The official poverty rate for 2012 is 15 percent, exactly the same as 2011. But you shouldn't put too much credence in that number, as this post (originally posted in September 2012) explains. For more, see this post on the more accurate Supplemental Poverty Measure, and this one on extreme poverty in America. The Supplemental Measure for 2012 is out October 30.
The Census Bureau released its income, poverty and health insurance numbers for 2011 on Wednesday and contrary to expectations, poverty was essentially unchanged, falling from 15.1 percent in 2010 to 15 percent in 2011. But more and more poverty experts are dismissing the official poverty figure. What gives?
As Suzy explained when the 2010 report came out, the poverty measure has not changed much since the Johnson administration and, in many ways, it shows. Transfer payments, such as the Earned Income Tax Credit (EITC) or food stamps, don't show up as income. Moreover, the income threshold used to determine if a person or household is in poverty has not changed, other than inflation adjustments, since 1963-64. It was originally calculated as the amount below which a family of three or more would have to spend more than a third of its income on food. Thus, it doesn't take into account other expenses like housing, transportation, medical care and child care.

▶ [Work to complete]:
**1.** According to the poverty-measure text, which expenses does the official threshold fail to take into account?
**2.** Could you carry on with the text about the official poverty measure, picking up after its final sentence?
The records come from a separate source and have no connection to the poverty text.

▶ [Supplied entries]:

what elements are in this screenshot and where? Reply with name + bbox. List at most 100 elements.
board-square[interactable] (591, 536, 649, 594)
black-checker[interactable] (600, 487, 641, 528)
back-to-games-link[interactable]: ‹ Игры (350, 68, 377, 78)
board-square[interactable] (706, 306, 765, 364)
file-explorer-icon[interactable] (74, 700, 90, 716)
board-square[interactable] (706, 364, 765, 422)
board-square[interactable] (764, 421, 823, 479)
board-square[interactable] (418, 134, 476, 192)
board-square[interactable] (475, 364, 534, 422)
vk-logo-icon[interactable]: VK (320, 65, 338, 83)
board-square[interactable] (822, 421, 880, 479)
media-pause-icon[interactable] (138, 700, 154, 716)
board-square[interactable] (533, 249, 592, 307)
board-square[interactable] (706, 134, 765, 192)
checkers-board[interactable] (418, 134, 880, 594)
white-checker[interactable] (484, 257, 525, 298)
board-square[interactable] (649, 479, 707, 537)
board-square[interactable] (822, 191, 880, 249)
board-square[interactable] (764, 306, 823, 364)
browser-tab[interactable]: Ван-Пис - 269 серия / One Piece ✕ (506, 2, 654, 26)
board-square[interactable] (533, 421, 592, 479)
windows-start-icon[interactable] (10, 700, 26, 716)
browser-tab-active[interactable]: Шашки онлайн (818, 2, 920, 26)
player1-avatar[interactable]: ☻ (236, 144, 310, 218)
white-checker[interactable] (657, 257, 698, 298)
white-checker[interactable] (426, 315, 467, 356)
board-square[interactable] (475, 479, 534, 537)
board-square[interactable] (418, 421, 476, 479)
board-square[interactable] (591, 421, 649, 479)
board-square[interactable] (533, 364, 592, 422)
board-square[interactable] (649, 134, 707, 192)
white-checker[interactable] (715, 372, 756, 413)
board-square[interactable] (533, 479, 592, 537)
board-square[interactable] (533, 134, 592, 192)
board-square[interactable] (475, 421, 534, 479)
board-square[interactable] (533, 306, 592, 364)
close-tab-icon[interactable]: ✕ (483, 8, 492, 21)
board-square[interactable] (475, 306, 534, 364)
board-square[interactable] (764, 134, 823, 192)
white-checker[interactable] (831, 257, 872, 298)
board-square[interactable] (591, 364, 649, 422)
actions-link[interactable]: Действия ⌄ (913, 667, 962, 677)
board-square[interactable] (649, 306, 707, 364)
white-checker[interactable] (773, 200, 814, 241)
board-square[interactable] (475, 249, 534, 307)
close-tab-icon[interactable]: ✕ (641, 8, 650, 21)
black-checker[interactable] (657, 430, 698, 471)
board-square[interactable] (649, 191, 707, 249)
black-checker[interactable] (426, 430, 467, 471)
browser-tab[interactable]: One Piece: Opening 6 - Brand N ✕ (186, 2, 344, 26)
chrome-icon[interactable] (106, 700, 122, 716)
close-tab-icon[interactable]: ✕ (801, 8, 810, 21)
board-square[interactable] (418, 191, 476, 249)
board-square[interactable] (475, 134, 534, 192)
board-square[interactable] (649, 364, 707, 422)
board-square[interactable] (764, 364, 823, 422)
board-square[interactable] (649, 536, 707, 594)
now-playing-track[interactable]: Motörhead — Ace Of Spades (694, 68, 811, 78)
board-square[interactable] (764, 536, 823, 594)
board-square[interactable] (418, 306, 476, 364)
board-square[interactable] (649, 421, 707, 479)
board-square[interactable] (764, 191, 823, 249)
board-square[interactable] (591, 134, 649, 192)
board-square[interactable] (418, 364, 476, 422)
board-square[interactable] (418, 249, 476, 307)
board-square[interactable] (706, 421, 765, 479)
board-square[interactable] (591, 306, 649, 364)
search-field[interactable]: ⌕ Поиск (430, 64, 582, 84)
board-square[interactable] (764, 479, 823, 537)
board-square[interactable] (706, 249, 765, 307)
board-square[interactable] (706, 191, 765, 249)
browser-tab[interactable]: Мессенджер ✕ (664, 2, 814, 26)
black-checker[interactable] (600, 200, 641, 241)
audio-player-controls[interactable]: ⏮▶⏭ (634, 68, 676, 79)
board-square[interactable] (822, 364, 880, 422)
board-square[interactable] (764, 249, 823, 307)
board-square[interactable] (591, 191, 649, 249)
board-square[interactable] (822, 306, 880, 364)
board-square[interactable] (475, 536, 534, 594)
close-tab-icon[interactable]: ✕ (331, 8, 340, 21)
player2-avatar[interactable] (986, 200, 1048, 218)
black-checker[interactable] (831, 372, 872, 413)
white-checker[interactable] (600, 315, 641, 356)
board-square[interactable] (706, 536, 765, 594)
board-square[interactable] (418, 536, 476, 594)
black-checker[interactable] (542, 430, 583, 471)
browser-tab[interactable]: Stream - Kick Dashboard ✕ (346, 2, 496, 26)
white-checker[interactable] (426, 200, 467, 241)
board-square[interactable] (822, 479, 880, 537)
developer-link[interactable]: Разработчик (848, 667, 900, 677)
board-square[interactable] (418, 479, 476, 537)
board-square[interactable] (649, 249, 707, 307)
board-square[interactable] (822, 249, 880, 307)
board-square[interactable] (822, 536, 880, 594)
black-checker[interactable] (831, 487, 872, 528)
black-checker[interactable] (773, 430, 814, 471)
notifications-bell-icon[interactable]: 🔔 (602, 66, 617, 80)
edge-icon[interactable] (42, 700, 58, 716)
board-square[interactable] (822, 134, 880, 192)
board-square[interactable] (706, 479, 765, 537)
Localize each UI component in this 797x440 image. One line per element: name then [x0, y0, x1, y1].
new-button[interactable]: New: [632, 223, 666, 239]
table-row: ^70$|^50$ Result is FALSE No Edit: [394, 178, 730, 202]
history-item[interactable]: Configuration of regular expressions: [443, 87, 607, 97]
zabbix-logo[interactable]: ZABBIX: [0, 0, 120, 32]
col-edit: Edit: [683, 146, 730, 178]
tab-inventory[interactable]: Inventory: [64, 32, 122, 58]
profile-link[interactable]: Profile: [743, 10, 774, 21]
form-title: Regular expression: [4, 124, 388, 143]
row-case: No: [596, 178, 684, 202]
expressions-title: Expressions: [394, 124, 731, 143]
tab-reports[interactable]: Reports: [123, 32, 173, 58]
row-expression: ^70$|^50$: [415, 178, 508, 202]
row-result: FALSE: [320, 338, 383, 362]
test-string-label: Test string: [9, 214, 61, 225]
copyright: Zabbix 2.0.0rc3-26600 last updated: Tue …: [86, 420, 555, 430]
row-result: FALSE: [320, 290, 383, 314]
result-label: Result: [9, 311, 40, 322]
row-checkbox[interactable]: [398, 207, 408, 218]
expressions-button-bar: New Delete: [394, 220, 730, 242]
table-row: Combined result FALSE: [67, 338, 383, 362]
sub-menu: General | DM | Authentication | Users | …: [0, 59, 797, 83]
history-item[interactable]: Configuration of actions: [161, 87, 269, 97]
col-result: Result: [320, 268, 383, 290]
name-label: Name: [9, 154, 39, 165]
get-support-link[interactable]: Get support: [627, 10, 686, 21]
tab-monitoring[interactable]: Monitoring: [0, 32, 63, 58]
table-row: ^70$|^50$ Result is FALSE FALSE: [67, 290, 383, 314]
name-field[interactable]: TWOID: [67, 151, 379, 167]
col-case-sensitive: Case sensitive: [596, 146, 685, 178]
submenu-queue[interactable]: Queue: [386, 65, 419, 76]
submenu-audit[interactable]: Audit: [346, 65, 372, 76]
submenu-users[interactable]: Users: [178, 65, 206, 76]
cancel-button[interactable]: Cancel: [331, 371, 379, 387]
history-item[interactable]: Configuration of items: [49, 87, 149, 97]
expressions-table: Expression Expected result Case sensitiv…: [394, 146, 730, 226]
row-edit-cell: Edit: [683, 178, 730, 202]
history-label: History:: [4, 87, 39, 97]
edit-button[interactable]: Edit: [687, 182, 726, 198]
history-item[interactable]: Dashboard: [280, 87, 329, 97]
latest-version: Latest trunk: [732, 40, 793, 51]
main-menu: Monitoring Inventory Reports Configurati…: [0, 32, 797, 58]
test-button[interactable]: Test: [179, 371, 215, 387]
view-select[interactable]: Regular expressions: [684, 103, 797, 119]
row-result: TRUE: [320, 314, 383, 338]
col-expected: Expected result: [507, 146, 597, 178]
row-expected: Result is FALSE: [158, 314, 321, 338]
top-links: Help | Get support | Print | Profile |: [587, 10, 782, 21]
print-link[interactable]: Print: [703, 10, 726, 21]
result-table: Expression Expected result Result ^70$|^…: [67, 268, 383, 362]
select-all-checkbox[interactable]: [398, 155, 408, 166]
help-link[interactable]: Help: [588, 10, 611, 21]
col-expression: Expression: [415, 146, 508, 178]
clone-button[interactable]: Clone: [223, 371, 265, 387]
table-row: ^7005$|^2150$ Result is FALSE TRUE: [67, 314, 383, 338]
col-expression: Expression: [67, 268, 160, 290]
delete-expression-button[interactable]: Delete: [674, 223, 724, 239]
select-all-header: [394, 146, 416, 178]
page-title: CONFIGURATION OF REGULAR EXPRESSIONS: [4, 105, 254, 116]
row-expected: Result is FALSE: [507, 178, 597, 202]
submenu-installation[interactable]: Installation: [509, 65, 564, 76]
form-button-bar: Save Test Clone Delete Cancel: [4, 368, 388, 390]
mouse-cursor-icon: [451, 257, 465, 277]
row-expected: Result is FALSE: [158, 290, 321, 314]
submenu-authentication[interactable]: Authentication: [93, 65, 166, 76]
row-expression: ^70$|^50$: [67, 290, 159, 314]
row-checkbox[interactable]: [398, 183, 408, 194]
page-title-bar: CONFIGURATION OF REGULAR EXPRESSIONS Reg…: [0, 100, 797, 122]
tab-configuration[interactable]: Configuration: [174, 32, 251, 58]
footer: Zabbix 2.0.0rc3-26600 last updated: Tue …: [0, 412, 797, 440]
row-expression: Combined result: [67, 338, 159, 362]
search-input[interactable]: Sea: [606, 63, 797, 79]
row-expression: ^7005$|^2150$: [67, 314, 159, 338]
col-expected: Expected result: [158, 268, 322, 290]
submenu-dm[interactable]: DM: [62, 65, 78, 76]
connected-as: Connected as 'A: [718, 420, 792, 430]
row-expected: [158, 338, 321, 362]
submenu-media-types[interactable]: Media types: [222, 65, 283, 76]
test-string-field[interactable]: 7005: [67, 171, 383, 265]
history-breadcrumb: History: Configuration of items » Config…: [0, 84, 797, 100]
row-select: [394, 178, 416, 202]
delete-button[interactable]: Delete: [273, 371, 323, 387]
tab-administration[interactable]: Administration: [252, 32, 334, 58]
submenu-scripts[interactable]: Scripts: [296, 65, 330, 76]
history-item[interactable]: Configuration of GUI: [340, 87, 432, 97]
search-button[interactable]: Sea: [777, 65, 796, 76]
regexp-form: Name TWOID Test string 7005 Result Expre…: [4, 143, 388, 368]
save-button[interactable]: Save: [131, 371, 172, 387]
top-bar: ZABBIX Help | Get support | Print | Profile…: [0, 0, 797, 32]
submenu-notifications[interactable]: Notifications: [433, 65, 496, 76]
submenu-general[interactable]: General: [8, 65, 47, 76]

▶ [Answers given]:
**1.** Housing, transportation, medical care and child care.

**2.**
To remedy this problem, the Census Bureau and the National Academy of Sciences have both developed alternative metrics taking these factors into account. What they show is that transfer payments are significantly reducing the poverty rate. Here's the Census alternative metric:
Transfer payments are also reducing extreme poverty — the number of households living on less than $2 a day (the same cutoff frequently used to assess global poverty). Kathryn Edin of Harvard and Luke Schaefer of Michigan found that once you take food stamps into account, the extreme poverty rate is much lower (the beige line is without food stamps, the blue line including them):
And transfer payments are reducing poverty by more than they did before the recession. This makes sense. Programs like EITC, unemployment insurance and food stamps use income cutoffs, so when incomes are falling, more people qualify and are lifted out of poverty by those programs. For this reason, economists call programs like these "automatic stabilizers," since they boost the economy during downturns even if legislators don't act.
But in 2009, legislators did act. The Recovery Act boosted funding for a lot of these programs, including unemployment insurance, EITC and food stamps, funding boosts which the Center for Budget and Policy Priorities estimates kept close to seven million people out of poverty in 2010 alone. However, we have fewer automatic stabilizers than we did before welfare reform. Aid to Families with Dependent Children (AFDC), the original Johnson-era welfare program, increased in scope when poverty increased, but Temporary Aid to Needy Families (TANF), the program that replaced it under the 1996 welfare reform law, has failed to track increases in poverty. That means it reduces poverty during downturns much less than AFDC did, and certainly less than EITC or food stamps do today.
The Census didn't release its alternative poverty measure today, and if last year is any indication, it won't do so until November (update: the report says the measure will be out in November). Today's numbers do measure some elements of hardships, but keep in mind what they leave out.